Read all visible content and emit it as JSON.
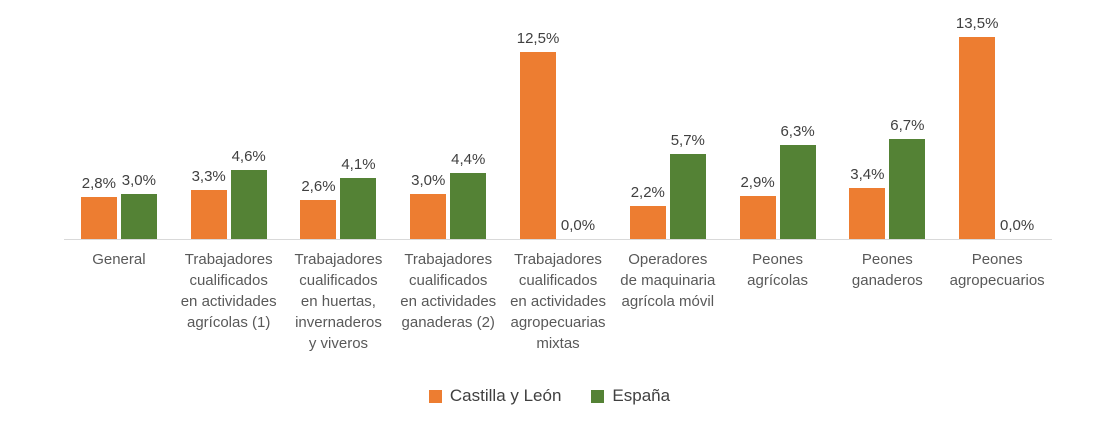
{
  "chart_data": {
    "type": "bar",
    "title": "",
    "xlabel": "",
    "ylabel": "",
    "ylim": [
      0,
      14
    ],
    "grid": false,
    "legend_position": "bottom",
    "decimal_separator": ",",
    "unit": "%",
    "categories": [
      "General",
      "Trabajadores cualificados en actividades agrícolas (1)",
      "Trabajadores cualificados en huertas, invernaderos y viveros",
      "Trabajadores cualificados en actividades ganaderas (2)",
      "Trabajadores cualificados en actividades agropecuarias mixtas",
      "Operadores de maquinaria agrícola móvil",
      "Peones agrícolas",
      "Peones ganaderos",
      "Peones agropecuarios"
    ],
    "category_lines": [
      [
        "General"
      ],
      [
        "Trabajadores",
        "cualificados",
        "en actividades",
        "agrícolas (1)"
      ],
      [
        "Trabajadores",
        "cualificados",
        "en huertas,",
        "invernaderos",
        "y viveros"
      ],
      [
        "Trabajadores",
        "cualificados",
        "en actividades",
        "ganaderas (2)"
      ],
      [
        "Trabajadores",
        "cualificados",
        "en actividades",
        "agropecuarias",
        "mixtas"
      ],
      [
        "Operadores",
        "de maquinaria",
        "agrícola móvil"
      ],
      [
        "Peones",
        "agrícolas"
      ],
      [
        "Peones",
        "ganaderos"
      ],
      [
        "Peones",
        "agropecuarios"
      ]
    ],
    "series": [
      {
        "name": "Castilla y León",
        "color": "#ED7D31",
        "values": [
          2.8,
          3.3,
          2.6,
          3.0,
          12.5,
          2.2,
          2.9,
          3.4,
          13.5
        ],
        "labels": [
          "2,8%",
          "3,3%",
          "2,6%",
          "3,0%",
          "12,5%",
          "2,2%",
          "2,9%",
          "3,4%",
          "13,5%"
        ]
      },
      {
        "name": "España",
        "color": "#548235",
        "values": [
          3.0,
          4.6,
          4.1,
          4.4,
          0.0,
          5.7,
          6.3,
          6.7,
          0.0
        ],
        "labels": [
          "3,0%",
          "4,6%",
          "4,1%",
          "4,4%",
          "0,0%",
          "5,7%",
          "6,3%",
          "6,7%",
          "0,0%"
        ]
      }
    ],
    "colors": {
      "axis_line": "#D9D9D9",
      "value_label": "#404040",
      "category_label": "#595959",
      "legend_label": "#404040"
    }
  }
}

What to produce:
Return the listing above unchanged, apart from dropping its pictures.

Expected output:
Read all visible content and emit it as JSON.
{
  "chart_data": {
    "type": "bar",
    "title": "",
    "xlabel": "",
    "ylabel": "",
    "ylim": [
      0,
      14
    ],
    "grid": false,
    "legend_position": "bottom",
    "decimal_separator": ",",
    "unit": "%",
    "categories": [
      "General",
      "Trabajadores cualificados en actividades agrícolas (1)",
      "Trabajadores cualificados en huertas, invernaderos y viveros",
      "Trabajadores cualificados en actividades ganaderas (2)",
      "Trabajadores cualificados en actividades agropecuarias mixtas",
      "Operadores de maquinaria agrícola móvil",
      "Peones agrícolas",
      "Peones ganaderos",
      "Peones agropecuarios"
    ],
    "category_lines": [
      [
        "General"
      ],
      [
        "Trabajadores",
        "cualificados",
        "en actividades",
        "agrícolas (1)"
      ],
      [
        "Trabajadores",
        "cualificados",
        "en huertas,",
        "invernaderos",
        "y viveros"
      ],
      [
        "Trabajadores",
        "cualificados",
        "en actividades",
        "ganaderas (2)"
      ],
      [
        "Trabajadores",
        "cualificados",
        "en actividades",
        "agropecuarias",
        "mixtas"
      ],
      [
        "Operadores",
        "de maquinaria",
        "agrícola móvil"
      ],
      [
        "Peones",
        "agrícolas"
      ],
      [
        "Peones",
        "ganaderos"
      ],
      [
        "Peones",
        "agropecuarios"
      ]
    ],
    "series": [
      {
        "name": "Castilla y León",
        "color": "#ED7D31",
        "values": [
          2.8,
          3.3,
          2.6,
          3.0,
          12.5,
          2.2,
          2.9,
          3.4,
          13.5
        ],
        "labels": [
          "2,8%",
          "3,3%",
          "2,6%",
          "3,0%",
          "12,5%",
          "2,2%",
          "2,9%",
          "3,4%",
          "13,5%"
        ]
      },
      {
        "name": "España",
        "color": "#548235",
        "values": [
          3.0,
          4.6,
          4.1,
          4.4,
          0.0,
          5.7,
          6.3,
          6.7,
          0.0
        ],
        "labels": [
          "3,0%",
          "4,6%",
          "4,1%",
          "4,4%",
          "0,0%",
          "5,7%",
          "6,3%",
          "6,7%",
          "0,0%"
        ]
      }
    ],
    "colors": {
      "axis_line": "#D9D9D9",
      "value_label": "#404040",
      "category_label": "#595959",
      "legend_label": "#404040"
    }
  }
}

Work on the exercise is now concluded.